Leave out any picture and return the remaining listing below exactly as given.

(Dataset records)
☆ ☆ ☆ ☆ ☆ ☆ ☆

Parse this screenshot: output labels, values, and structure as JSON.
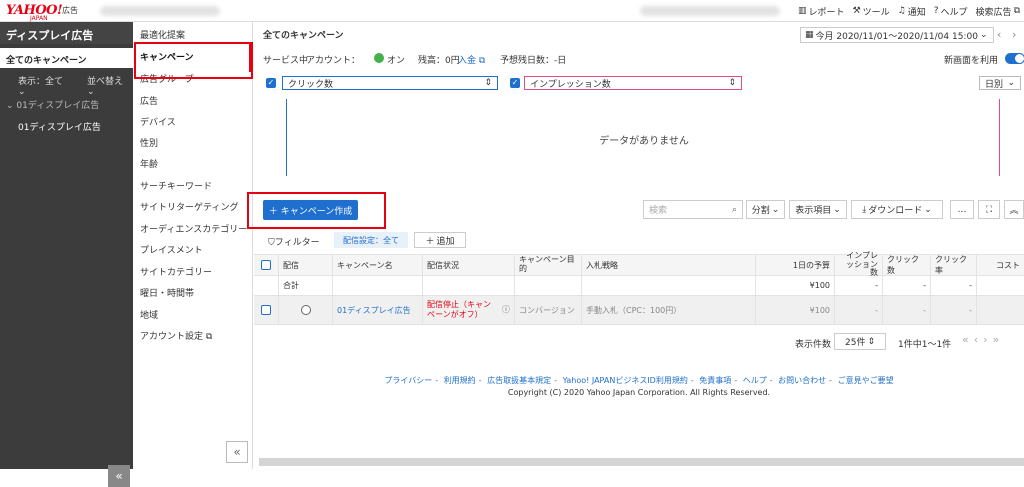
{
  "header": {
    "logo_text": "YAHOO!",
    "logo_sub": "JAPAN",
    "logo_ad": "広告",
    "nav": [
      {
        "label": "レポート",
        "icon": "chart-icon"
      },
      {
        "label": "ツール",
        "icon": "wrench-icon"
      },
      {
        "label": "通知",
        "icon": "bell-icon"
      },
      {
        "label": "ヘルプ",
        "icon": "help-icon"
      },
      {
        "label": "検索広告",
        "icon": "external-link-icon"
      }
    ]
  },
  "sidebar": {
    "title": "ディスプレイ広告",
    "all_campaigns": "全てのキャンペーン",
    "display_label": "表示：全て",
    "sort_label": "並べ替え",
    "group_label": "01ディスプレイ広告",
    "campaign_item": "01ディスプレイ広告",
    "collapse_glyph": "«"
  },
  "nav": {
    "items": [
      "最適化提案",
      "キャンペーン",
      "広告グループ",
      "広告",
      "デバイス",
      "性別",
      "年齢",
      "サーチキーワード",
      "サイトリターゲティング",
      "オーディエンスカテゴリー",
      "プレイスメント",
      "サイトカテゴリー",
      "曜日・時間帯",
      "地域",
      "アカウント設定"
    ],
    "active_index": 1,
    "collapse_glyph": "«"
  },
  "main": {
    "title": "全てのキャンペーン",
    "date_range": "今月 2020/11/01〜2020/11/04 15:00",
    "service_status": "サービス中",
    "account_label": "アカウント：",
    "account_status": "オン",
    "balance_label": "残高：0円",
    "deposit_link": "入金",
    "remaining_days": "予想残日数：-日",
    "new_screen_label": "新画面を利用",
    "metric1": "クリック数",
    "metric2": "インプレッション数",
    "period": "日別",
    "no_data": "データがありません",
    "create_button": "キャンペーン作成",
    "search_placeholder": "検索",
    "split_label": "分割",
    "columns_label": "表示項目",
    "download_label": "ダウンロード",
    "more_label": "…",
    "filter_label": "フィルター",
    "filter_tag": "配信設定：全て",
    "add_label": "追加",
    "accent": "#1f6fce",
    "alert_color": "#e60012"
  },
  "table": {
    "headers": [
      "配信",
      "キャンペーン名",
      "配信状況",
      "キャンペーン目的",
      "入札戦略",
      "1日の予算",
      "インプレッション数",
      "クリック数",
      "クリック率",
      "コスト"
    ],
    "total_row": {
      "label": "合計",
      "budget": "¥100",
      "impressions": "-",
      "clicks": "-",
      "ctr": "-"
    },
    "rows": [
      {
        "name": "01ディスプレイ広告",
        "status": "配信停止（キャンペーンがオフ）",
        "objective": "コンバージョン",
        "bidding": "手動入札（CPC：100円）",
        "budget": "¥100",
        "impressions": "-",
        "clicks": "-",
        "ctr": "-"
      }
    ]
  },
  "pagination": {
    "rows_label": "表示件数",
    "rows_value": "25件",
    "range_text": "1件中1〜1件"
  },
  "footer": {
    "links": [
      "プライバシー",
      "利用規約",
      "広告取扱基本規定",
      "Yahoo! JAPANビジネスID利用規約",
      "免責事項",
      "ヘルプ",
      "お問い合わせ",
      "ご意見やご要望"
    ],
    "copyright": "Copyright (C) 2020 Yahoo Japan Corporation. All Rights Reserved."
  }
}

☆ ☆ ☆ ☆ ☆ ☆ ☆

▶ Expected output
Parse this screenshot: output labels, values, and structure as JSON.
{
  "header": {
    "logo_text": "YAHOO!",
    "logo_sub": "JAPAN",
    "logo_ad": "広告",
    "nav": [
      {
        "label": "レポート",
        "icon": "chart-icon"
      },
      {
        "label": "ツール",
        "icon": "wrench-icon"
      },
      {
        "label": "通知",
        "icon": "bell-icon"
      },
      {
        "label": "ヘルプ",
        "icon": "help-icon"
      },
      {
        "label": "検索広告",
        "icon": "external-link-icon"
      }
    ]
  },
  "sidebar": {
    "title": "ディスプレイ広告",
    "all_campaigns": "全てのキャンペーン",
    "display_label": "表示：全て",
    "sort_label": "並べ替え",
    "group_label": "01ディスプレイ広告",
    "campaign_item": "01ディスプレイ広告",
    "collapse_glyph": "«"
  },
  "nav": {
    "items": [
      "最適化提案",
      "キャンペーン",
      "広告グループ",
      "広告",
      "デバイス",
      "性別",
      "年齢",
      "サーチキーワード",
      "サイトリターゲティング",
      "オーディエンスカテゴリー",
      "プレイスメント",
      "サイトカテゴリー",
      "曜日・時間帯",
      "地域",
      "アカウント設定"
    ],
    "active_index": 1,
    "collapse_glyph": "«"
  },
  "main": {
    "title": "全てのキャンペーン",
    "date_range": "今月 2020/11/01〜2020/11/04 15:00",
    "service_status": "サービス中",
    "account_label": "アカウント：",
    "account_status": "オン",
    "balance_label": "残高：0円",
    "deposit_link": "入金",
    "remaining_days": "予想残日数：-日",
    "new_screen_label": "新画面を利用",
    "metric1": "クリック数",
    "metric2": "インプレッション数",
    "period": "日別",
    "no_data": "データがありません",
    "create_button": "キャンペーン作成",
    "search_placeholder": "検索",
    "split_label": "分割",
    "columns_label": "表示項目",
    "download_label": "ダウンロード",
    "more_label": "…",
    "filter_label": "フィルター",
    "filter_tag": "配信設定：全て",
    "add_label": "追加",
    "accent": "#1f6fce",
    "alert_color": "#e60012"
  },
  "table": {
    "headers": [
      "配信",
      "キャンペーン名",
      "配信状況",
      "キャンペーン目的",
      "入札戦略",
      "1日の予算",
      "インプレッション数",
      "クリック数",
      "クリック率",
      "コスト"
    ],
    "total_row": {
      "label": "合計",
      "budget": "¥100",
      "impressions": "-",
      "clicks": "-",
      "ctr": "-"
    },
    "rows": [
      {
        "name": "01ディスプレイ広告",
        "status": "配信停止（キャンペーンがオフ）",
        "objective": "コンバージョン",
        "bidding": "手動入札（CPC：100円）",
        "budget": "¥100",
        "impressions": "-",
        "clicks": "-",
        "ctr": "-"
      }
    ]
  },
  "pagination": {
    "rows_label": "表示件数",
    "rows_value": "25件",
    "range_text": "1件中1〜1件"
  },
  "footer": {
    "links": [
      "プライバシー",
      "利用規約",
      "広告取扱基本規定",
      "Yahoo! JAPANビジネスID利用規約",
      "免責事項",
      "ヘルプ",
      "お問い合わせ",
      "ご意見やご要望"
    ],
    "copyright": "Copyright (C) 2020 Yahoo Japan Corporation. All Rights Reserved."
  }
}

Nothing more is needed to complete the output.